> _INSTRUCTIONS FOR THE TASK_
The records that follow are to be repeated without alteration.

Extracted records

--- begin ---

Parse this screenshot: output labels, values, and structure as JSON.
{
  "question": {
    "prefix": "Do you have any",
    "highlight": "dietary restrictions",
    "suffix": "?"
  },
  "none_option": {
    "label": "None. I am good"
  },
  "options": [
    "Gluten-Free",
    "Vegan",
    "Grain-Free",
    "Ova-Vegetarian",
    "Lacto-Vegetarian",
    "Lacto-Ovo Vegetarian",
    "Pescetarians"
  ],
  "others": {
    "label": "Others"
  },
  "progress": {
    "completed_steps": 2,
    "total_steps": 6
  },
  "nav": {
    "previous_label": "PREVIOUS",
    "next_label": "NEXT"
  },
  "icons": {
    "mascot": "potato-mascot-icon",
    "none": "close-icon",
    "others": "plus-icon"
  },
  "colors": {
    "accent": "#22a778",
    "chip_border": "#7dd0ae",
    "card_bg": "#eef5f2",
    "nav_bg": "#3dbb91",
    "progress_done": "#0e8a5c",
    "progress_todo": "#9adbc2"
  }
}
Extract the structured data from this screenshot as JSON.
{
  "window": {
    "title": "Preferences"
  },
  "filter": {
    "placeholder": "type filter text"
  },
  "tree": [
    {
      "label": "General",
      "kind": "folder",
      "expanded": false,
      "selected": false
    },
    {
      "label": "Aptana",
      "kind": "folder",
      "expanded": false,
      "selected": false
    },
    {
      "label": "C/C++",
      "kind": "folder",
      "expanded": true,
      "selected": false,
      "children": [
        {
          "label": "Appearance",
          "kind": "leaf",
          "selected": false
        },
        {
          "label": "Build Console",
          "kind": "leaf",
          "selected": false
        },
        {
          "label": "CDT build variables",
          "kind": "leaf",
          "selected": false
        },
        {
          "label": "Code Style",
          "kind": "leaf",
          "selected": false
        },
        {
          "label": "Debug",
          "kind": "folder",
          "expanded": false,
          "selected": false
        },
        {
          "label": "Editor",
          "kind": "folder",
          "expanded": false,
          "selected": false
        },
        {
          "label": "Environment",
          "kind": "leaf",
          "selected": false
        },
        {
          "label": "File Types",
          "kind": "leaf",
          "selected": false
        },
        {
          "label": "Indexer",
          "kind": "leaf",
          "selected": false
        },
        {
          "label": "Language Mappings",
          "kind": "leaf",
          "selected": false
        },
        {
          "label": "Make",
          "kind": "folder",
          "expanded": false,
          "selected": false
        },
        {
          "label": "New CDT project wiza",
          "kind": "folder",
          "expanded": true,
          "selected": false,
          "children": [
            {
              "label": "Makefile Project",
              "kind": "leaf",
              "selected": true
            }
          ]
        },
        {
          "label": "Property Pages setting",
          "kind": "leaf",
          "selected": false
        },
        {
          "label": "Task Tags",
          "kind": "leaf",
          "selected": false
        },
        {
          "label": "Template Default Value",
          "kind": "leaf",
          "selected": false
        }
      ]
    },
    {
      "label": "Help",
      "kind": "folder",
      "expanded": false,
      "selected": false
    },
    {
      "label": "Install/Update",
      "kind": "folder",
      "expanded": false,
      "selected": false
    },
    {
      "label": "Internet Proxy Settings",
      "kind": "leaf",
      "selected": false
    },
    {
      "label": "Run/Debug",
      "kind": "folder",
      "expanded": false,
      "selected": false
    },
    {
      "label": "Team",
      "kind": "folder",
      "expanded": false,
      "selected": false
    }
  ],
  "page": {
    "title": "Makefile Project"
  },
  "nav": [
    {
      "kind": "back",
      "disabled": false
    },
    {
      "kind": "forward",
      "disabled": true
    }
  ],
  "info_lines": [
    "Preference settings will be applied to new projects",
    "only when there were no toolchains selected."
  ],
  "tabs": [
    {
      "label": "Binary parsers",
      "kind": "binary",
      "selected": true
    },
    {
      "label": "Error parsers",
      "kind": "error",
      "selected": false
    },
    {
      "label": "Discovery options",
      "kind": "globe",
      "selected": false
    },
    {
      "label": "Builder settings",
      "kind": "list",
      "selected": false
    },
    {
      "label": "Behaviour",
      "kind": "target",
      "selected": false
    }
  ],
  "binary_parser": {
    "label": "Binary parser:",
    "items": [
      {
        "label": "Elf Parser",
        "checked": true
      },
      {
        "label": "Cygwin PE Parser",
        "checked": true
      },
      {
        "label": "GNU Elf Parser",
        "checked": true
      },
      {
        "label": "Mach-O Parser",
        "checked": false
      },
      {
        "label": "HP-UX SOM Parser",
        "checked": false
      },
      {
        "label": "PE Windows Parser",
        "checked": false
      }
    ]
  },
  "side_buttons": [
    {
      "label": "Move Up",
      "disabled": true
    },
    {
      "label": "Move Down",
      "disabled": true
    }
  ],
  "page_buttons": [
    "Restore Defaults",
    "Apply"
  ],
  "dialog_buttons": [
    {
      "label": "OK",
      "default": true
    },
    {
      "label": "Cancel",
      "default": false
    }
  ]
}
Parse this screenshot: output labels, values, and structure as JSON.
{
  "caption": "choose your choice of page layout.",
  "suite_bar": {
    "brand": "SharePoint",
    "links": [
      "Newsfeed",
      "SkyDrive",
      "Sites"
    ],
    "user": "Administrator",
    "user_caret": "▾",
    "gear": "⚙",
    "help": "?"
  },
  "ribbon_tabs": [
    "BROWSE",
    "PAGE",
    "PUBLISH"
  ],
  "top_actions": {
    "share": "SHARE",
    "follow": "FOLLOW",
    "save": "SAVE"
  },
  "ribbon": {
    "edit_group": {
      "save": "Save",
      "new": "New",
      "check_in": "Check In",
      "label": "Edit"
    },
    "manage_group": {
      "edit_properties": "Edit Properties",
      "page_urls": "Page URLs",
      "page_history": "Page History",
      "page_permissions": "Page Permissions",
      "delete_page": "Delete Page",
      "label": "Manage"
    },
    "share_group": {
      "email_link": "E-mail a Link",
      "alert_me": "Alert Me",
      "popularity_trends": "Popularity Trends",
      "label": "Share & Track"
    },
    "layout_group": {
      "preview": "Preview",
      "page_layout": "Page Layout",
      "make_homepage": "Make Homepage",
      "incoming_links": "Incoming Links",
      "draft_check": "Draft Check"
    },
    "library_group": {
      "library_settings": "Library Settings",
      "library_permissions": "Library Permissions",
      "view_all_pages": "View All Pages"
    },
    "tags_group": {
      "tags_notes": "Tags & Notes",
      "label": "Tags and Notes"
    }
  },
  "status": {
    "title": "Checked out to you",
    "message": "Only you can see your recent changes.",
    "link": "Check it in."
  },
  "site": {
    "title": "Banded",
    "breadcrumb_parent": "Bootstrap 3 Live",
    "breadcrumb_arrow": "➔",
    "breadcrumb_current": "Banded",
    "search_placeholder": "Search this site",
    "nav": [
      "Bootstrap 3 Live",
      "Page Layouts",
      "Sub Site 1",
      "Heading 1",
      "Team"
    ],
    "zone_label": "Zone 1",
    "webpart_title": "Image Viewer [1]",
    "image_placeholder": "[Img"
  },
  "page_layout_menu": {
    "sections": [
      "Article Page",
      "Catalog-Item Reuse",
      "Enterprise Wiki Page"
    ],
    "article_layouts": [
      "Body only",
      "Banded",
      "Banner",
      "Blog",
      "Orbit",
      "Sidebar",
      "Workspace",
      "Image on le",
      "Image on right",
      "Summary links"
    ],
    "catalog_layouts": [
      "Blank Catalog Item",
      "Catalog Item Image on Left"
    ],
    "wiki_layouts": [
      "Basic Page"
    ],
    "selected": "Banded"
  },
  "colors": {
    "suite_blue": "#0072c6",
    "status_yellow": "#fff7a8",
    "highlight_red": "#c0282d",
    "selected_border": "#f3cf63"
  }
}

--- end ---

> _RESULT OF THE TASK_
Parse this screenshot: output labels, values, and structure as JSON.
{
  "question": {
    "prefix": "Do you have any",
    "highlight": "dietary restrictions",
    "suffix": "?"
  },
  "none_option": {
    "label": "None. I am good"
  },
  "options": [
    "Gluten-Free",
    "Vegan",
    "Grain-Free",
    "Ova-Vegetarian",
    "Lacto-Vegetarian",
    "Lacto-Ovo Vegetarian",
    "Pescetarians"
  ],
  "others": {
    "label": "Others"
  },
  "progress": {
    "completed_steps": 2,
    "total_steps": 6
  },
  "nav": {
    "previous_label": "PREVIOUS",
    "next_label": "NEXT"
  },
  "icons": {
    "mascot": "potato-mascot-icon",
    "none": "close-icon",
    "others": "plus-icon"
  },
  "colors": {
    "accent": "#22a778",
    "chip_border": "#7dd0ae",
    "card_bg": "#eef5f2",
    "nav_bg": "#3dbb91",
    "progress_done": "#0e8a5c",
    "progress_todo": "#9adbc2"
  }
}
Extract the structured data from this screenshot as JSON.
{
  "window": {
    "title": "Preferences"
  },
  "filter": {
    "placeholder": "type filter text"
  },
  "tree": [
    {
      "label": "General",
      "kind": "folder",
      "expanded": false,
      "selected": false
    },
    {
      "label": "Aptana",
      "kind": "folder",
      "expanded": false,
      "selected": false
    },
    {
      "label": "C/C++",
      "kind": "folder",
      "expanded": true,
      "selected": false,
      "children": [
        {
          "label": "Appearance",
          "kind": "leaf",
          "selected": false
        },
        {
          "label": "Build Console",
          "kind": "leaf",
          "selected": false
        },
        {
          "label": "CDT build variables",
          "kind": "leaf",
          "selected": false
        },
        {
          "label": "Code Style",
          "kind": "leaf",
          "selected": false
        },
        {
          "label": "Debug",
          "kind": "folder",
          "expanded": false,
          "selected": false
        },
        {
          "label": "Editor",
          "kind": "folder",
          "expanded": false,
          "selected": false
        },
        {
          "label": "Environment",
          "kind": "leaf",
          "selected": false
        },
        {
          "label": "File Types",
          "kind": "leaf",
          "selected": false
        },
        {
          "label": "Indexer",
          "kind": "leaf",
          "selected": false
        },
        {
          "label": "Language Mappings",
          "kind": "leaf",
          "selected": false
        },
        {
          "label": "Make",
          "kind": "folder",
          "expanded": false,
          "selected": false
        },
        {
          "label": "New CDT project wiza",
          "kind": "folder",
          "expanded": true,
          "selected": false,
          "children": [
            {
              "label": "Makefile Project",
              "kind": "leaf",
              "selected": true
            }
          ]
        },
        {
          "label": "Property Pages setting",
          "kind": "leaf",
          "selected": false
        },
        {
          "label": "Task Tags",
          "kind": "leaf",
          "selected": false
        },
        {
          "label": "Template Default Value",
          "kind": "leaf",
          "selected": false
        }
      ]
    },
    {
      "label": "Help",
      "kind": "folder",
      "expanded": false,
      "selected": false
    },
    {
      "label": "Install/Update",
      "kind": "folder",
      "expanded": false,
      "selected": false
    },
    {
      "label": "Internet Proxy Settings",
      "kind": "leaf",
      "selected": false
    },
    {
      "label": "Run/Debug",
      "kind": "folder",
      "expanded": false,
      "selected": false
    },
    {
      "label": "Team",
      "kind": "folder",
      "expanded": false,
      "selected": false
    }
  ],
  "page": {
    "title": "Makefile Project"
  },
  "nav": [
    {
      "kind": "back",
      "disabled": false
    },
    {
      "kind": "forward",
      "disabled": true
    }
  ],
  "info_lines": [
    "Preference settings will be applied to new projects",
    "only when there were no toolchains selected."
  ],
  "tabs": [
    {
      "label": "Binary parsers",
      "kind": "binary",
      "selected": true
    },
    {
      "label": "Error parsers",
      "kind": "error",
      "selected": false
    },
    {
      "label": "Discovery options",
      "kind": "globe",
      "selected": false
    },
    {
      "label": "Builder settings",
      "kind": "list",
      "selected": false
    },
    {
      "label": "Behaviour",
      "kind": "target",
      "selected": false
    }
  ],
  "binary_parser": {
    "label": "Binary parser:",
    "items": [
      {
        "label": "Elf Parser",
        "checked": true
      },
      {
        "label": "Cygwin PE Parser",
        "checked": true
      },
      {
        "label": "GNU Elf Parser",
        "checked": true
      },
      {
        "label": "Mach-O Parser",
        "checked": false
      },
      {
        "label": "HP-UX SOM Parser",
        "checked": false
      },
      {
        "label": "PE Windows Parser",
        "checked": false
      }
    ]
  },
  "side_buttons": [
    {
      "label": "Move Up",
      "disabled": true
    },
    {
      "label": "Move Down",
      "disabled": true
    }
  ],
  "page_buttons": [
    "Restore Defaults",
    "Apply"
  ],
  "dialog_buttons": [
    {
      "label": "OK",
      "default": true
    },
    {
      "label": "Cancel",
      "default": false
    }
  ]
}
Parse this screenshot: output labels, values, and structure as JSON.
{
  "caption": "choose your choice of page layout.",
  "suite_bar": {
    "brand": "SharePoint",
    "links": [
      "Newsfeed",
      "SkyDrive",
      "Sites"
    ],
    "user": "Administrator",
    "user_caret": "▾",
    "gear": "⚙",
    "help": "?"
  },
  "ribbon_tabs": [
    "BROWSE",
    "PAGE",
    "PUBLISH"
  ],
  "top_actions": {
    "share": "SHARE",
    "follow": "FOLLOW",
    "save": "SAVE"
  },
  "ribbon": {
    "edit_group": {
      "save": "Save",
      "new": "New",
      "check_in": "Check In",
      "label": "Edit"
    },
    "manage_group": {
      "edit_properties": "Edit Properties",
      "page_urls": "Page URLs",
      "page_history": "Page History",
      "page_permissions": "Page Permissions",
      "delete_page": "Delete Page",
      "label": "Manage"
    },
    "share_group": {
      "email_link": "E-mail a Link",
      "alert_me": "Alert Me",
      "popularity_trends": "Popularity Trends",
      "label": "Share & Track"
    },
    "layout_group": {
      "preview": "Preview",
      "page_layout": "Page Layout",
      "make_homepage": "Make Homepage",
      "incoming_links": "Incoming Links",
      "draft_check": "Draft Check"
    },
    "library_group": {
      "library_settings": "Library Settings",
      "library_permissions": "Library Permissions",
      "view_all_pages": "View All Pages"
    },
    "tags_group": {
      "tags_notes": "Tags & Notes",
      "label": "Tags and Notes"
    }
  },
  "status": {
    "title": "Checked out to you",
    "message": "Only you can see your recent changes.",
    "link": "Check it in."
  },
  "site": {
    "title": "Banded",
    "breadcrumb_parent": "Bootstrap 3 Live",
    "breadcrumb_arrow": "➔",
    "breadcrumb_current": "Banded",
    "search_placeholder": "Search this site",
    "nav": [
      "Bootstrap 3 Live",
      "Page Layouts",
      "Sub Site 1",
      "Heading 1",
      "Team"
    ],
    "zone_label": "Zone 1",
    "webpart_title": "Image Viewer [1]",
    "image_placeholder": "[Img"
  },
  "page_layout_menu": {
    "sections": [
      "Article Page",
      "Catalog-Item Reuse",
      "Enterprise Wiki Page"
    ],
    "article_layouts": [
      "Body only",
      "Banded",
      "Banner",
      "Blog",
      "Orbit",
      "Sidebar",
      "Workspace",
      "Image on le",
      "Image on right",
      "Summary links"
    ],
    "catalog_layouts": [
      "Blank Catalog Item",
      "Catalog Item Image on Left"
    ],
    "wiki_layouts": [
      "Basic Page"
    ],
    "selected": "Banded"
  },
  "colors": {
    "suite_blue": "#0072c6",
    "status_yellow": "#fff7a8",
    "highlight_red": "#c0282d",
    "selected_border": "#f3cf63"
  }
}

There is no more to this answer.